- EXERCISE DETAILS
Which lines in the items below contain the word "Mandamus"? Gather every such line and copy it out.

= = = =

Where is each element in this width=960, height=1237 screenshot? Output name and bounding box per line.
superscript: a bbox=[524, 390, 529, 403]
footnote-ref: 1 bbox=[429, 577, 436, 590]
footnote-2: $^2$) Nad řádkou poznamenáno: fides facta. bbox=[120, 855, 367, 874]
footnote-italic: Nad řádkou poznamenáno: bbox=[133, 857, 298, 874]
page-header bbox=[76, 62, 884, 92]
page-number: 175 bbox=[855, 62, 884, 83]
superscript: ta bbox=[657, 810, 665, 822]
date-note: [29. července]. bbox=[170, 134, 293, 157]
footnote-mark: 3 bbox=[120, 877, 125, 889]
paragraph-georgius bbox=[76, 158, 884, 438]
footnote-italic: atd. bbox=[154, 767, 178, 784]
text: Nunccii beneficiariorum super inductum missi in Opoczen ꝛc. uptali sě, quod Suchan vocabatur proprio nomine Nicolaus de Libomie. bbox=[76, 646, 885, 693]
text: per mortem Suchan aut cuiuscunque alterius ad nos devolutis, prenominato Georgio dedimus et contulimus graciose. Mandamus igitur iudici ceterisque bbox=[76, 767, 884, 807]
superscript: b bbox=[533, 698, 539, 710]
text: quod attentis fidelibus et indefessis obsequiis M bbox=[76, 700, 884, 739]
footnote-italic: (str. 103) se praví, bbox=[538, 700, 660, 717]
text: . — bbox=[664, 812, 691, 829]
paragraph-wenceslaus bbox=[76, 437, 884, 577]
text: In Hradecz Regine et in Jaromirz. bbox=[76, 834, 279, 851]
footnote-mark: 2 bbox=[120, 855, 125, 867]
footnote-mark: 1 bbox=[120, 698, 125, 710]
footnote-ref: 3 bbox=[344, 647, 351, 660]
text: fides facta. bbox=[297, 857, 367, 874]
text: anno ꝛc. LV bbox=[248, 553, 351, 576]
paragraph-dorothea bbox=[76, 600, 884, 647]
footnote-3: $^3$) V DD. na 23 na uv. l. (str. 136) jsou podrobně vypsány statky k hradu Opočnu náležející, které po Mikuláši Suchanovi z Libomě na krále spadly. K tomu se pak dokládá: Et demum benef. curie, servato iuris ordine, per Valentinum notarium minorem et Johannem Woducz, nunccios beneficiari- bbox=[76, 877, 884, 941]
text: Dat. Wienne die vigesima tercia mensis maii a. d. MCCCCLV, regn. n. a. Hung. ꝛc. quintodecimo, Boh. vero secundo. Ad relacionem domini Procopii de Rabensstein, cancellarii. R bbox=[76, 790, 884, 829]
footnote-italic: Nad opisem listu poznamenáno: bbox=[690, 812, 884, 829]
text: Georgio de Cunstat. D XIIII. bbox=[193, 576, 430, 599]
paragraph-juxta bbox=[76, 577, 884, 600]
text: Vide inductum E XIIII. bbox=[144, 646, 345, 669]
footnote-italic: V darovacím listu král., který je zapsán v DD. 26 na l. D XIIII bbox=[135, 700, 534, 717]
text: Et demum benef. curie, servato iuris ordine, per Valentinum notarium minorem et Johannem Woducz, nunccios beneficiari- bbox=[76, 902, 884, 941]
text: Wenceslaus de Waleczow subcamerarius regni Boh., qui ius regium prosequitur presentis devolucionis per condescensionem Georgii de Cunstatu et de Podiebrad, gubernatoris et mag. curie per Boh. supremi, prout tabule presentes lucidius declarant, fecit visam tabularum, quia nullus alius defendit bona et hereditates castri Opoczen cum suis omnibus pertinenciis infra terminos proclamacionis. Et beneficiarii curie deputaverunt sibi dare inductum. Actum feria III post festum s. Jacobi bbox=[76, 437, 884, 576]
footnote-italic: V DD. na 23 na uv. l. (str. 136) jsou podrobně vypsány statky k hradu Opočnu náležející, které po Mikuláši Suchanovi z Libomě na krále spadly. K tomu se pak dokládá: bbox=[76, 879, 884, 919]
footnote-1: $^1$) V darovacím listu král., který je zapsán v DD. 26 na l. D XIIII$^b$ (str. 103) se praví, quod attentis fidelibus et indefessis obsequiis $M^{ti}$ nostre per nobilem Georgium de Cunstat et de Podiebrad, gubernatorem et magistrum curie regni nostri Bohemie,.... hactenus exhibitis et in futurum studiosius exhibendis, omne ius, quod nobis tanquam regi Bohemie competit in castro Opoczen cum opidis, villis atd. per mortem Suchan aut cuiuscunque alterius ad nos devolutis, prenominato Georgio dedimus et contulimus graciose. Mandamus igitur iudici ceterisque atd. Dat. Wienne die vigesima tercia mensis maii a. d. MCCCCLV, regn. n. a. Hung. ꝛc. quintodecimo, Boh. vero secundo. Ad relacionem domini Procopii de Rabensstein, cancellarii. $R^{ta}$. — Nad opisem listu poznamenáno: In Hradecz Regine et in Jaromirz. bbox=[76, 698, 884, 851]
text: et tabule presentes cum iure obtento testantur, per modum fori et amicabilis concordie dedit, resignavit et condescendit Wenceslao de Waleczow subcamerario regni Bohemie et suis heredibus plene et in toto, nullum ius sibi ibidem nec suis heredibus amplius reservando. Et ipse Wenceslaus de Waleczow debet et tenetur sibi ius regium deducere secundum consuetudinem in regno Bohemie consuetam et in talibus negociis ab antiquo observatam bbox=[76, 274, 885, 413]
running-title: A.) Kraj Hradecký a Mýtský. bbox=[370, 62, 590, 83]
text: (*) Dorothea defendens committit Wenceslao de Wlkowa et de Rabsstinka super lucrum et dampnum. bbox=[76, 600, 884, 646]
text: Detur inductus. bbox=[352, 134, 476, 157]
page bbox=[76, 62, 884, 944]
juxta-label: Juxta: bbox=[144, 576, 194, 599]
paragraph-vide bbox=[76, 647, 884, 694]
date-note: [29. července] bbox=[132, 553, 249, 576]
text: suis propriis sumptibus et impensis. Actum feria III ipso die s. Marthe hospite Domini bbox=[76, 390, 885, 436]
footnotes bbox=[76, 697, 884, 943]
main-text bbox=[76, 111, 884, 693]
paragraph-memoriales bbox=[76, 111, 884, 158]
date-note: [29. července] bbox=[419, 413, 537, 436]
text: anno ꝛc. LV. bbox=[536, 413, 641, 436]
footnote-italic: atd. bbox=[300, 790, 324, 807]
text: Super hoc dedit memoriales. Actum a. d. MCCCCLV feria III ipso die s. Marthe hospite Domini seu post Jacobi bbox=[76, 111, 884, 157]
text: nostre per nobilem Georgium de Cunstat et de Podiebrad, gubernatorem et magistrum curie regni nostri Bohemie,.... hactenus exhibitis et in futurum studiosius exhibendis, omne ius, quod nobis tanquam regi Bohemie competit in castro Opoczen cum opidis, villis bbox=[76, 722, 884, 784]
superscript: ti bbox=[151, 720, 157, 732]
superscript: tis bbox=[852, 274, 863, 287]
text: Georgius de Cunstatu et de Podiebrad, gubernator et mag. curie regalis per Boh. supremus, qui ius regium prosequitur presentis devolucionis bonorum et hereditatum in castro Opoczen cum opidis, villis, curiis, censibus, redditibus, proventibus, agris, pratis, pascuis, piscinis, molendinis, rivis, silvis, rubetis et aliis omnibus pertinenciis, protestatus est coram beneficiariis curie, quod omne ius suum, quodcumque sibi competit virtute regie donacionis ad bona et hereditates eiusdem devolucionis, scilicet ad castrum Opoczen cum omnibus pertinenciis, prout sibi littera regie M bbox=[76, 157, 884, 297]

= = = =

- EXERCISE RESULT
text: per mortem Suchan aut cuiuscunque alterius ad nos devolutis, prenominato Georgio dedimus et contulimus graciose. Mandamus igitur iudici ceterisque bbox=[76, 767, 884, 807]
footnote-1: $^1$) V darovacím listu král., který je zapsán v DD. 26 na l. D XIIII$^b$ (str. 103) se praví, quod attentis fidelibus et indefessis obsequiis $M^{ti}$ nostre per nobilem Georgium de Cunstat et de Podiebrad, gubernatorem et magistrum curie regni nostri Bohemie,.... hactenus exhibitis et in futurum studiosius exhibendis, omne ius, quod nobis tanquam regi Bohemie competit in castro Opoczen cum opidis, villis atd. per mortem Suchan aut cuiuscunque alterius ad nos devolutis, prenominato Georgio dedimus et contulimus graciose. Mandamus igitur iudici ceterisque atd. Dat. Wienne die vigesima tercia mensis maii a. d. MCCCCLV, regn. n. a. Hung. ꝛc. quintodecimo, Boh. vero secundo. Ad relacionem domini Procopii de Rabensstein, cancellarii. $R^{ta}$. — Nad opisem listu poznamenáno: In Hradecz Regine et in Jaromirz. bbox=[76, 698, 884, 851]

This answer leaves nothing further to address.